--- START SUPPLIED INFORMATION ---

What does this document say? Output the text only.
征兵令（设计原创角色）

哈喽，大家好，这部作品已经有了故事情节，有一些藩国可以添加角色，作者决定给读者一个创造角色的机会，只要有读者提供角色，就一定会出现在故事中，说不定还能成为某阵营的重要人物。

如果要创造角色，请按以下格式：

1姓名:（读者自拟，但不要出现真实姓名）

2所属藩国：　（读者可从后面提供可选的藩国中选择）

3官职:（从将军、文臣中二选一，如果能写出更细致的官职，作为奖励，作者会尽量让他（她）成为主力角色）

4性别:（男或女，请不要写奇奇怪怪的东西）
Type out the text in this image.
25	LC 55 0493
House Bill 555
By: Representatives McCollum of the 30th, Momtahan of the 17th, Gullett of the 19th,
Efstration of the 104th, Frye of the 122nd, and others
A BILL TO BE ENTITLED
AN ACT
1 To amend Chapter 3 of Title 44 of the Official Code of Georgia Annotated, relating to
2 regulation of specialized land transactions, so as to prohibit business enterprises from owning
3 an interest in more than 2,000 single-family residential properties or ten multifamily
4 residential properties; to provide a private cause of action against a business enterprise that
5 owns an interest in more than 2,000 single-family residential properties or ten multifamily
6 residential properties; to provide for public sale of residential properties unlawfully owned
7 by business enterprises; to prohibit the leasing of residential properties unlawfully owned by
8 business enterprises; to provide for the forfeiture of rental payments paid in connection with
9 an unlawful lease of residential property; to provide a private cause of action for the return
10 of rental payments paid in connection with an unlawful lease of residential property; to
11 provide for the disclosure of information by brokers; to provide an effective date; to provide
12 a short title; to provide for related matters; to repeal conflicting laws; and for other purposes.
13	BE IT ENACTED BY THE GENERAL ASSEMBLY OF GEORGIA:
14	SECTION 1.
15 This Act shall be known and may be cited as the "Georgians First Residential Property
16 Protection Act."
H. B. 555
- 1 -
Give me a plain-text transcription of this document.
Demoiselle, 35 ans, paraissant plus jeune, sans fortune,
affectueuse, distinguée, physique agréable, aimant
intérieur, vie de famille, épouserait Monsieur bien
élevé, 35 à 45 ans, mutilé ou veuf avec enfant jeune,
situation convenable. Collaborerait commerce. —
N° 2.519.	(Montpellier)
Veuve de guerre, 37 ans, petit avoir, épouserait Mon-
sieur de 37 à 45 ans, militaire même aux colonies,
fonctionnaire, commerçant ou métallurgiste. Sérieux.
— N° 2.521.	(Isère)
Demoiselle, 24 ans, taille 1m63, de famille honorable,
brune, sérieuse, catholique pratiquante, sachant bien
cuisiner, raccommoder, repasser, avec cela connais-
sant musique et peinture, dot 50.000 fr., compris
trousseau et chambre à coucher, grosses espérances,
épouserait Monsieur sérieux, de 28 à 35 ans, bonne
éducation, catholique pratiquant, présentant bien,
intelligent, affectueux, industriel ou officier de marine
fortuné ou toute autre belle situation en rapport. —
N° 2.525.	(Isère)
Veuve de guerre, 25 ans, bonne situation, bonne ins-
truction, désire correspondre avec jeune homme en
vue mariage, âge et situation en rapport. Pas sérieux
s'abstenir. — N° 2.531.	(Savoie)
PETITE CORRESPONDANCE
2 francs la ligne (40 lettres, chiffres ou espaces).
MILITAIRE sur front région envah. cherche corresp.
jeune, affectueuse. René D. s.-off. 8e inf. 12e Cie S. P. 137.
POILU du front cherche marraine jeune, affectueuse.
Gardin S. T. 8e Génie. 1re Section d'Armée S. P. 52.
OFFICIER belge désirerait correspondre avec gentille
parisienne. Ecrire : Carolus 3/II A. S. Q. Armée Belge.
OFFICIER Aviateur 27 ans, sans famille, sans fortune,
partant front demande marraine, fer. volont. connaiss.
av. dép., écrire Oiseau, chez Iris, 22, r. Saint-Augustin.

--- END SUPPLIED INFORMATION ---

-- EXERCISE DETAILS --
Look through the lines above and collect those with the word "catholique".

-- EXERCISE RESULT --
brune, sérieuse, catholique pratiquante, sachant bien
éducation, catholique pratiquant, présentant bien,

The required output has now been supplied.